Output the records exactly as they appear, with no pictures included.

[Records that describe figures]
** start **

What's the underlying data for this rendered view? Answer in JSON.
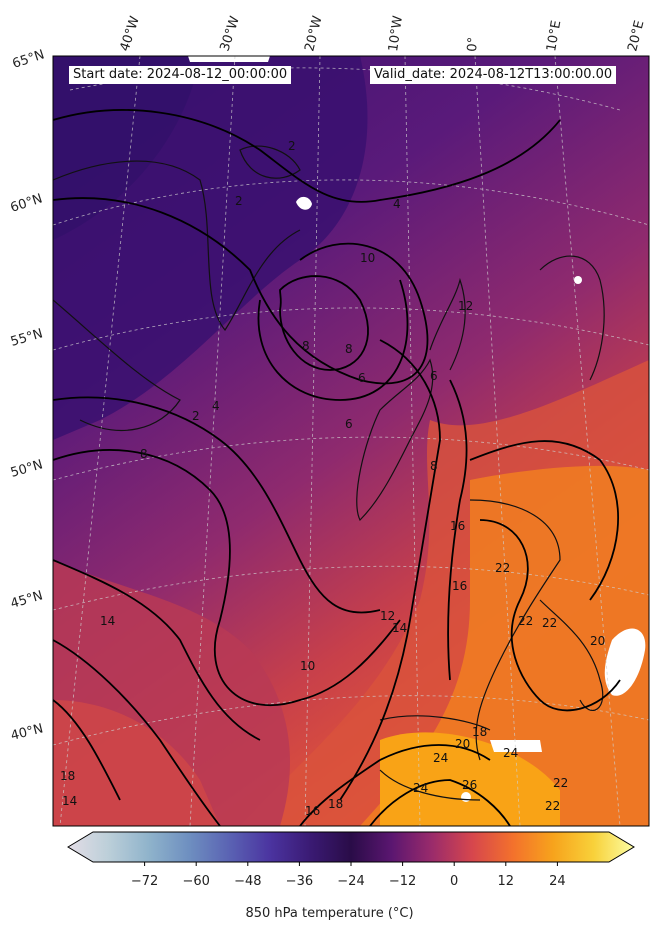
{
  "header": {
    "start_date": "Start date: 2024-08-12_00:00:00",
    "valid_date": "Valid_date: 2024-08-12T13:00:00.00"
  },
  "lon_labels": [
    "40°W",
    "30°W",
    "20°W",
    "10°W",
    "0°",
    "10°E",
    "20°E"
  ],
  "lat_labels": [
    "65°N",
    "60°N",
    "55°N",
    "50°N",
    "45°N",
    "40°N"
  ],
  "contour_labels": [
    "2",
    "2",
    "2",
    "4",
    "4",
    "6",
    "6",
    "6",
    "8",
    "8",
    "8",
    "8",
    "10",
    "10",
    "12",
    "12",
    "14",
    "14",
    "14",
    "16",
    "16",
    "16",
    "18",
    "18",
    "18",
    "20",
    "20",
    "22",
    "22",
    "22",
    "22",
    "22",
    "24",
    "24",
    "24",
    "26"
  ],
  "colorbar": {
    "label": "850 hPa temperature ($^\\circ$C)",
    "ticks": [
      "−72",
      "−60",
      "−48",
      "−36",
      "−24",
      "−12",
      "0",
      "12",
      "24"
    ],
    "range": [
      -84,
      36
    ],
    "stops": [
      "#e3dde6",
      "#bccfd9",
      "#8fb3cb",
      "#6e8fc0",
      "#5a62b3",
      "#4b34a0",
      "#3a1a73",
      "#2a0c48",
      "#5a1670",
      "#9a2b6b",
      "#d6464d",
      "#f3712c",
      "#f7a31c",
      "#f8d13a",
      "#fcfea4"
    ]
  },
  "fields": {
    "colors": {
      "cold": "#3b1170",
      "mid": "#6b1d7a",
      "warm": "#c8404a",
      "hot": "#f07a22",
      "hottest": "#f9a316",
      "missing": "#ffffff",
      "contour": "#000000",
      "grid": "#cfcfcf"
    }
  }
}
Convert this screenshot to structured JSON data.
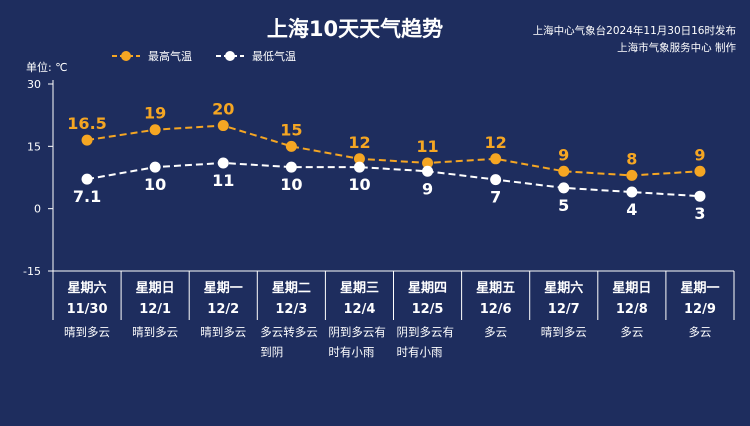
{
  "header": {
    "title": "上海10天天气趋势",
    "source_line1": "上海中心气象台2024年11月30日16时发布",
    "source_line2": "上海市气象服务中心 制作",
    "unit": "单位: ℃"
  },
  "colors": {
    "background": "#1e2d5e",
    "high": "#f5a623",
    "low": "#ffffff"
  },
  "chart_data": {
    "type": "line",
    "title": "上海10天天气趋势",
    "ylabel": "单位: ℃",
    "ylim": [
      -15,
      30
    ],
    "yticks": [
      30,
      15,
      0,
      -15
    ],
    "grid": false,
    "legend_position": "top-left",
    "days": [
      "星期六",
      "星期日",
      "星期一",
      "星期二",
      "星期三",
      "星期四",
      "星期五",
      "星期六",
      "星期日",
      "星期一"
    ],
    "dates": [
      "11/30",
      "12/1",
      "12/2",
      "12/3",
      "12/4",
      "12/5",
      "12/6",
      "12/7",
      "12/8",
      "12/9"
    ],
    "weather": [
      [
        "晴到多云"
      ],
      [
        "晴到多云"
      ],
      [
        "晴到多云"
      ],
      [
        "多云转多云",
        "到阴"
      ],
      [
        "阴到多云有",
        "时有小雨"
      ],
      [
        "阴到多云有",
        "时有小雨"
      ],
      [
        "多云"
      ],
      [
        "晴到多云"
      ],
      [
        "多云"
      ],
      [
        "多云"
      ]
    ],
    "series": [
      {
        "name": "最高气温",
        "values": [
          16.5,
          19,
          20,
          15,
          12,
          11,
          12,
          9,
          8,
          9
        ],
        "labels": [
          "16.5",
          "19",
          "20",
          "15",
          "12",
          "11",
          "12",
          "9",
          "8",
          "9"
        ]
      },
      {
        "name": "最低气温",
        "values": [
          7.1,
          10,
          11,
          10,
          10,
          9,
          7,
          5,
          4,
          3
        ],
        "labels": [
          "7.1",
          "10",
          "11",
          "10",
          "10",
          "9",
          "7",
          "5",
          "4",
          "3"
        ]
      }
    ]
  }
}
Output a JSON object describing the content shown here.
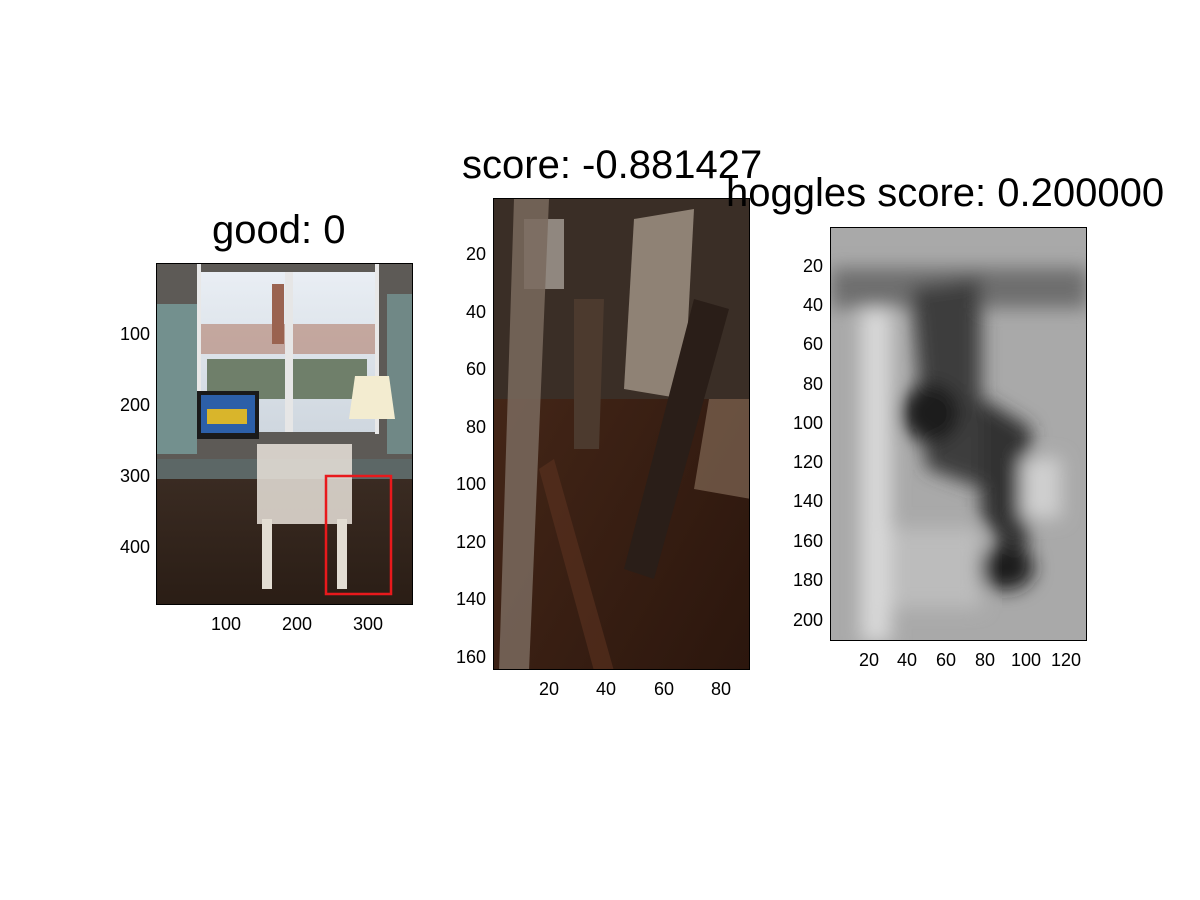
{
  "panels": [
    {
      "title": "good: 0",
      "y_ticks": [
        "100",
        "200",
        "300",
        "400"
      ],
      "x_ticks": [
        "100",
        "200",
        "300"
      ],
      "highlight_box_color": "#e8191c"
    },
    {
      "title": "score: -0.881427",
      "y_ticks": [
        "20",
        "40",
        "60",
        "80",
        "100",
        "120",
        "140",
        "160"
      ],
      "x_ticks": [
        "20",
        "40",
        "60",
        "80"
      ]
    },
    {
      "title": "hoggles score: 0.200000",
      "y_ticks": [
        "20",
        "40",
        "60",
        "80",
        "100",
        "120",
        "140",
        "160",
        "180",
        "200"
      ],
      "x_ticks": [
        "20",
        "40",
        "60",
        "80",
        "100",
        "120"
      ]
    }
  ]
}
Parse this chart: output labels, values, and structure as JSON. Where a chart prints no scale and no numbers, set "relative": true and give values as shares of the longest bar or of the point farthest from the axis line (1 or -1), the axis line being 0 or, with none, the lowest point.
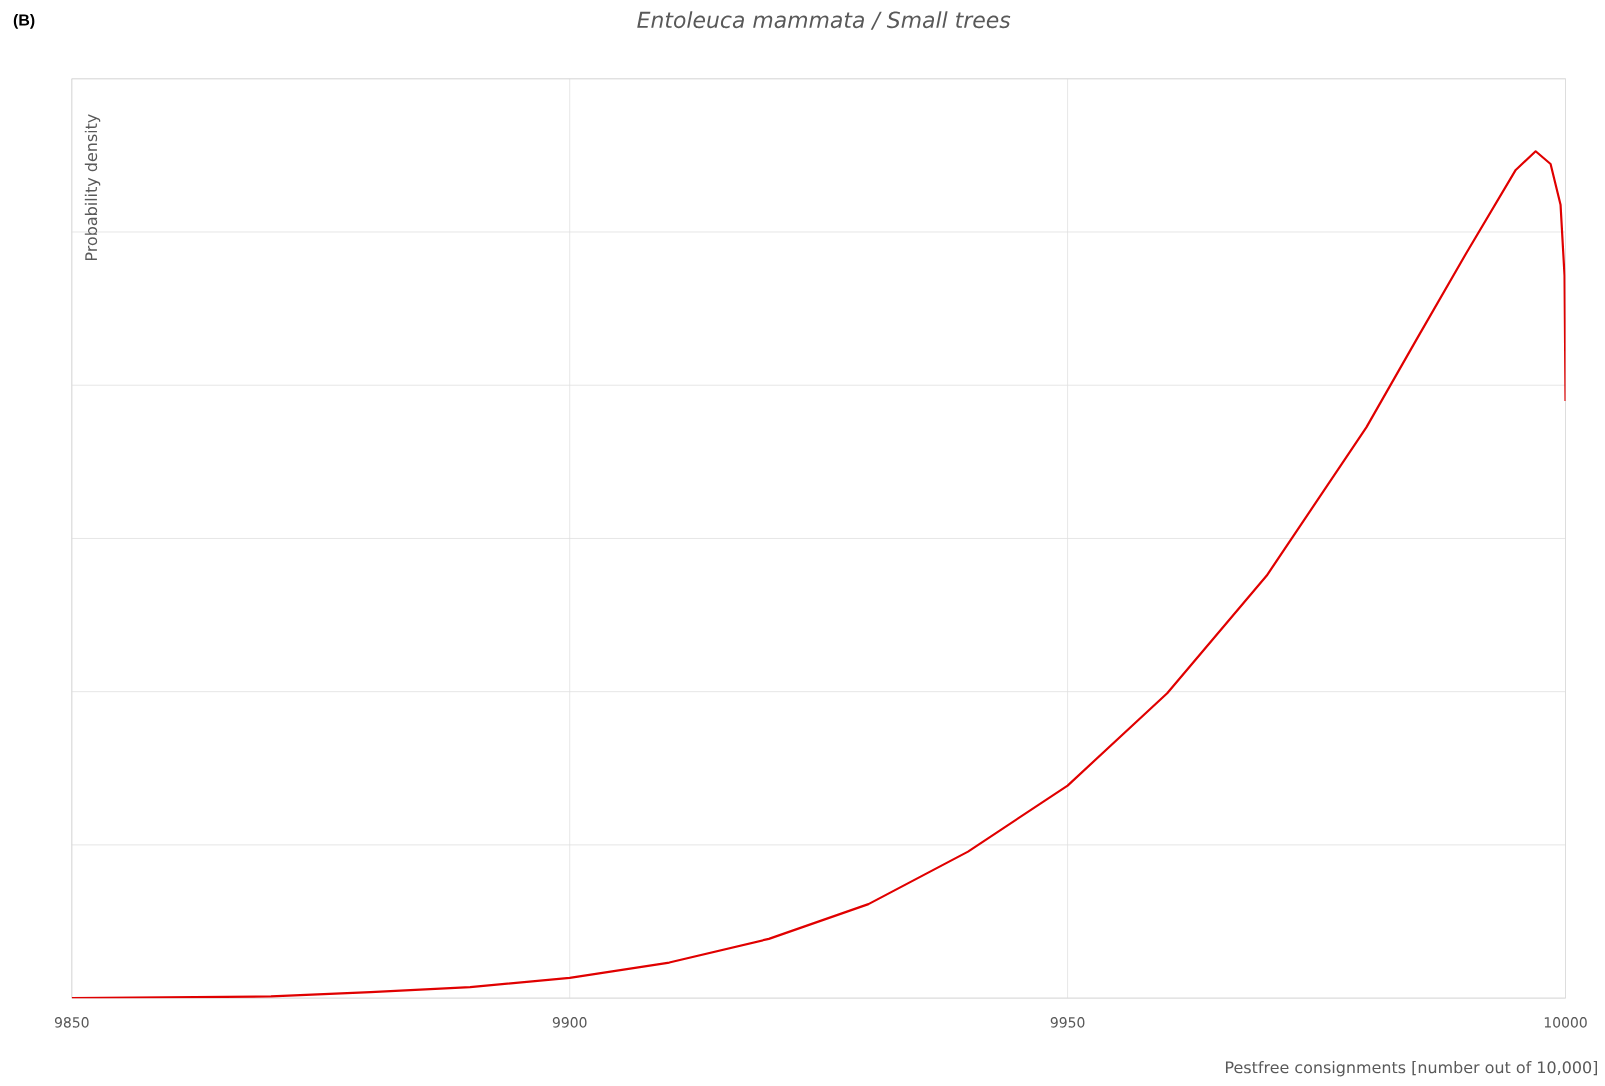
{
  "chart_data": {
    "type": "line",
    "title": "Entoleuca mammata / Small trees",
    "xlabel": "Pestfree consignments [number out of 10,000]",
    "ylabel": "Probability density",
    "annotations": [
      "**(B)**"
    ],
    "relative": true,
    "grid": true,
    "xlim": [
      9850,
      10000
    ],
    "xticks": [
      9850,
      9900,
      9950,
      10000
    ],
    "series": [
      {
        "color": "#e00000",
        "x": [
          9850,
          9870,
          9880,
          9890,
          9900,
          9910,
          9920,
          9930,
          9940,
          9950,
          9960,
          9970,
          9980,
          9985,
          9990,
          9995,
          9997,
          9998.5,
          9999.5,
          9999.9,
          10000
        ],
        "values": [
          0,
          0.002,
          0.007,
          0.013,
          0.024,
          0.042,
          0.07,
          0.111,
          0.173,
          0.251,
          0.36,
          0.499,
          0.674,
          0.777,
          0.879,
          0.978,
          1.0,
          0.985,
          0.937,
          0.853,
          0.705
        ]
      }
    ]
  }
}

** end **

# Completed exercise
What's the underlying data for this rendered view? Answer in JSON.
{
  "header": {
    "start_date": "Start date: 2024-08-12_00:00:00",
    "valid_date": "Valid_date: 2024-08-12T13:00:00.00"
  },
  "lon_labels": [
    "40°W",
    "30°W",
    "20°W",
    "10°W",
    "0°",
    "10°E",
    "20°E"
  ],
  "lat_labels": [
    "65°N",
    "60°N",
    "55°N",
    "50°N",
    "45°N",
    "40°N"
  ],
  "contour_labels": [
    "2",
    "2",
    "2",
    "4",
    "4",
    "6",
    "6",
    "6",
    "8",
    "8",
    "8",
    "8",
    "10",
    "10",
    "12",
    "12",
    "14",
    "14",
    "14",
    "16",
    "16",
    "16",
    "18",
    "18",
    "18",
    "20",
    "20",
    "22",
    "22",
    "22",
    "22",
    "22",
    "24",
    "24",
    "24",
    "26"
  ],
  "colorbar": {
    "label": "850 hPa temperature ($^\\circ$C)",
    "ticks": [
      "−72",
      "−60",
      "−48",
      "−36",
      "−24",
      "−12",
      "0",
      "12",
      "24"
    ],
    "range": [
      -84,
      36
    ],
    "stops": [
      "#e3dde6",
      "#bccfd9",
      "#8fb3cb",
      "#6e8fc0",
      "#5a62b3",
      "#4b34a0",
      "#3a1a73",
      "#2a0c48",
      "#5a1670",
      "#9a2b6b",
      "#d6464d",
      "#f3712c",
      "#f7a31c",
      "#f8d13a",
      "#fcfea4"
    ]
  },
  "fields": {
    "colors": {
      "cold": "#3b1170",
      "mid": "#6b1d7a",
      "warm": "#c8404a",
      "hot": "#f07a22",
      "hottest": "#f9a316",
      "missing": "#ffffff",
      "contour": "#000000",
      "grid": "#cfcfcf"
    }
  }
}
Convert this screenshot to structured JSON data.
{
  "header": {
    "title": "上海10天天气趋势",
    "source_line1": "上海中心气象台2024年11月30日16时发布",
    "source_line2": "上海市气象服务中心 制作",
    "unit": "单位: ℃"
  },
  "colors": {
    "background": "#1e2d5e",
    "high": "#f5a623",
    "low": "#ffffff"
  },
  "chart_data": {
    "type": "line",
    "title": "上海10天天气趋势",
    "ylabel": "单位: ℃",
    "ylim": [
      -15,
      30
    ],
    "yticks": [
      30,
      15,
      0,
      -15
    ],
    "grid": false,
    "legend_position": "top-left",
    "days": [
      "星期六",
      "星期日",
      "星期一",
      "星期二",
      "星期三",
      "星期四",
      "星期五",
      "星期六",
      "星期日",
      "星期一"
    ],
    "dates": [
      "11/30",
      "12/1",
      "12/2",
      "12/3",
      "12/4",
      "12/5",
      "12/6",
      "12/7",
      "12/8",
      "12/9"
    ],
    "weather": [
      [
        "晴到多云"
      ],
      [
        "晴到多云"
      ],
      [
        "晴到多云"
      ],
      [
        "多云转多云",
        "到阴"
      ],
      [
        "阴到多云有",
        "时有小雨"
      ],
      [
        "阴到多云有",
        "时有小雨"
      ],
      [
        "多云"
      ],
      [
        "晴到多云"
      ],
      [
        "多云"
      ],
      [
        "多云"
      ]
    ],
    "series": [
      {
        "name": "最高气温",
        "values": [
          16.5,
          19,
          20,
          15,
          12,
          11,
          12,
          9,
          8,
          9
        ],
        "labels": [
          "16.5",
          "19",
          "20",
          "15",
          "12",
          "11",
          "12",
          "9",
          "8",
          "9"
        ]
      },
      {
        "name": "最低气温",
        "values": [
          7.1,
          10,
          11,
          10,
          10,
          9,
          7,
          5,
          4,
          3
        ],
        "labels": [
          "7.1",
          "10",
          "11",
          "10",
          "10",
          "9",
          "7",
          "5",
          "4",
          "3"
        ]
      }
    ]
  }
}
Output a JSON object describing the content shown here.
{
  "panels": [
    {
      "title": "good: 0",
      "y_ticks": [
        "100",
        "200",
        "300",
        "400"
      ],
      "x_ticks": [
        "100",
        "200",
        "300"
      ],
      "highlight_box_color": "#e8191c"
    },
    {
      "title": "score: -0.881427",
      "y_ticks": [
        "20",
        "40",
        "60",
        "80",
        "100",
        "120",
        "140",
        "160"
      ],
      "x_ticks": [
        "20",
        "40",
        "60",
        "80"
      ]
    },
    {
      "title": "hoggles score: 0.200000",
      "y_ticks": [
        "20",
        "40",
        "60",
        "80",
        "100",
        "120",
        "140",
        "160",
        "180",
        "200"
      ],
      "x_ticks": [
        "20",
        "40",
        "60",
        "80",
        "100",
        "120"
      ]
    }
  ]
}
Parse this chart: output labels, values, and structure as JSON. Where a chart prints no scale and no numbers, set "relative": true and give values as shares of the longest bar or of the point farthest from the axis line (1 or -1), the axis line being 0 or, with none, the lowest point.
{
  "chart_data": {
    "type": "line",
    "title": "Entoleuca mammata / Small trees",
    "xlabel": "Pestfree consignments [number out of 10,000]",
    "ylabel": "Probability density",
    "annotations": [
      "**(B)**"
    ],
    "relative": true,
    "grid": true,
    "xlim": [
      9850,
      10000
    ],
    "xticks": [
      9850,
      9900,
      9950,
      10000
    ],
    "series": [
      {
        "color": "#e00000",
        "x": [
          9850,
          9870,
          9880,
          9890,
          9900,
          9910,
          9920,
          9930,
          9940,
          9950,
          9960,
          9970,
          9980,
          9985,
          9990,
          9995,
          9997,
          9998.5,
          9999.5,
          9999.9,
          10000
        ],
        "values": [
          0,
          0.002,
          0.007,
          0.013,
          0.024,
          0.042,
          0.07,
          0.111,
          0.173,
          0.251,
          0.36,
          0.499,
          0.674,
          0.777,
          0.879,
          0.978,
          1.0,
          0.985,
          0.937,
          0.853,
          0.705
        ]
      }
    ]
  }
}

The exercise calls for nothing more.